**TEXT PASSAGE:**
---*---
We, therefore, find that election to the position of Congressman is not a reasonable classification in criminal law enforcement. The functions and duties of the office are not substantial distinctions which lift him from the class of prisoners interrupted in their freedom and restricted in liberty of movement. Lawful arrest and confinement are germane to the purposes of the law and apply to all those belonging to the same class.

Parliamentary Immunity as to Speech vis-à-vis Power of Congress to Discipline its Members for Disorderly Behavior

Osmena vs. Pendatun. G.R. No. L-17144, Oct. 29, 1960

Parliamentary Immunity, background

Our Constitution enshrines parliamentary immunity which is a fundamental privilege cherished in every legislative assembly of the democratic world. As old as the English Parliament, its purpose "is to enable and encourage a representative of the public to discharge his public trust with firmness and success" for "it is indispensably necessary that he should enjoy the fullest liberty of speech, and that he should be protected from the resentment of every one, however powerful, to whom exercise of that liberty may occasion offense."2 Such immunity has come to this country from the practices of Parliamentary as construed and applied by the Congress of the United States. Its extent and application remain no longer in doubt in so far as related to the question before us. It guarantees the legislator complete freedom of expression without fear of being made responsible in criminal or civil actions before the courts or any other forum outside of the Congressional Hall. But is does not protect him from responsibility before the legislative body itself whenever his words and conduct are considered by the latter disorderly or unbecoming a member thereof. xxx

For unparliamentary conduct, members of Parliament or of Congress have been, or could be censured, committed to prison, even expelled by the votes of their colleagues. The appendix to this decision amply attest to the consensus of informed opinion regarding the practice and the traditional power of legislative assemblies to take disciplinary action against its members, including imprisonment, suspension or expulsion. It mentions one instance of suspension of a legislator in a foreign country.
---*---
**PROVIDED INFORMATION:**
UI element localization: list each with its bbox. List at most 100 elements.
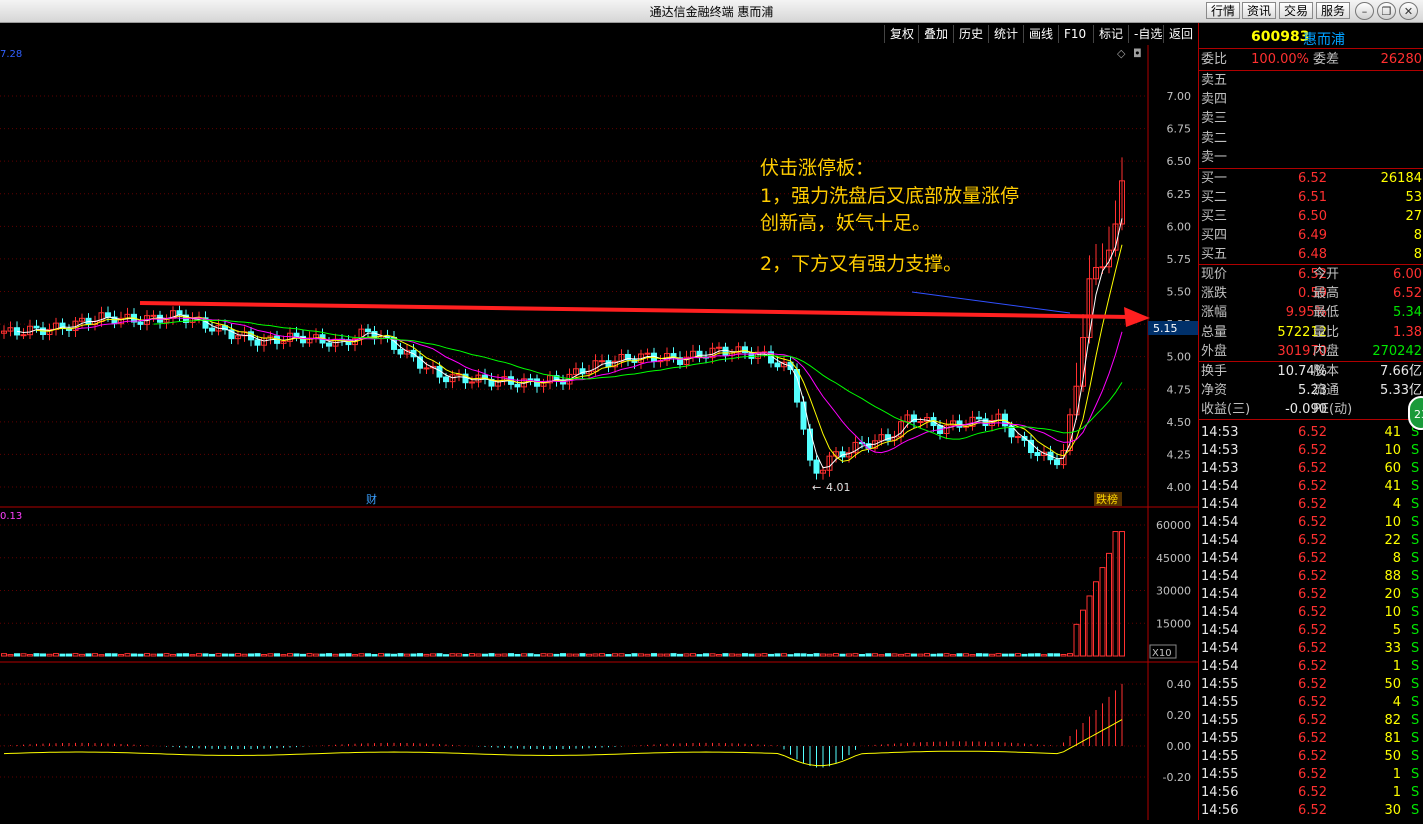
---*---
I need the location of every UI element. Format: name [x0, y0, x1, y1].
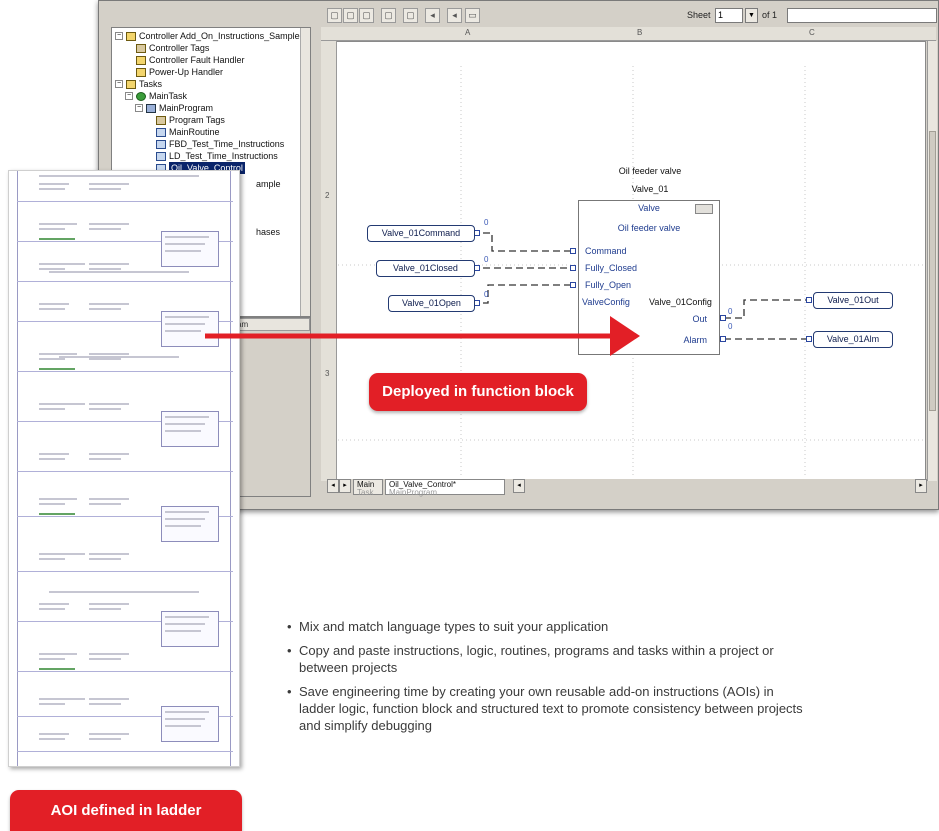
---*---
**PROBLEM DESCRIPTION:**
Continue the passage on parliamentary immunity from its last sentence. The data has nothing to do with the passage on parliamentary immunity.

**RESPONSE TO THE TASK:**
Who determines if an act is disorderly conduct

On the question whether delivery of speeches attacking the Chief Executive constitutes disorderly conduct for which Osmeña may be discipline, many arguments pro and con have been advanced. We believe, however, that the House is the judge of what constitutes disorderly behaviour, not only because the Constitution has conferred jurisdiction upon it, but also because the matter depends mainly on factual circumstances of which the House knows best but which can not be depicted in black and white for presentation to, and adjudication by the Courts. For one thing, if this Court assumed the power to determine whether Osmeña conduct constituted disorderly behaviour, it would thereby have assumed appellate jurisdiction, which the Constitution never intended to confer upon a coordinate branch of the Government. The theory of separation of powers fastidiously observed by this Court, demands in such situation a prudent refusal to interfere. Each department, it has been said, had exclusive cognizance of matters within its jurisdiction and is supreme within its own sphere.


We have underscored in the above quotation those lines which in our opinion emphasize the principles controlling this litigation. Although referring to expulsion, they may as well be applied to other disciplinary action. Their gist as applied to the case at bar: the House has exclusive power; the courts have no jurisdiction to interfere.

Sec. 12: Full Disclosure

Sec. 13 and 14: Disqualifications

  • Cannot hold any other office or employment in the Government, or any subdivision, agency, or instrumentality thereof, including GOCCs or their subsidiaries, during term without forfeiting his seat (incompatible office)
  • Cannot be appointed to an office created or the emolument of which was increased during his term (prohibited office)
  • Cannot personally appear as counsel before any court of justice or before the Electoral Tribunals, or quasi-judicial and other administrative bodies
  • Cannot be directly or indirectly interested financially in any contract with, or in any franchise or special privilege granted by the Government, or any subdivision, agency or instrumentality thereof, including GOCCs or its subsidiary, during term
  • Cannot intervene in any matter before any government office for his pecuniary benefit or where he may be called upon to act on account of his office

An Assemblyman cannot appear as counsel before an administrative body, whether directly or indirectly

Puyat vs. de Guzman, G.R. No. L-51122, March 25, 1982


An election for the eleven Directors of the International Pipe Industries Corporation (IPI), a private corporation, was held. A quo warranto proceeding was subsequently instituted with the SEC, wherein Justice Estanislao Fernandez, then a member of the Interim Batasang Pambansa, appeared as counsel for respondent Acero. Puyat objected on constitutional ground than an assemblyman cannot appear as counsel before any administrative body, like SEC. Thus, Fernandez withdrew his appearance, but later, he purchased ten IPI shares and then filed a motion for intervention on the basis that he is a shareholder in said corporation.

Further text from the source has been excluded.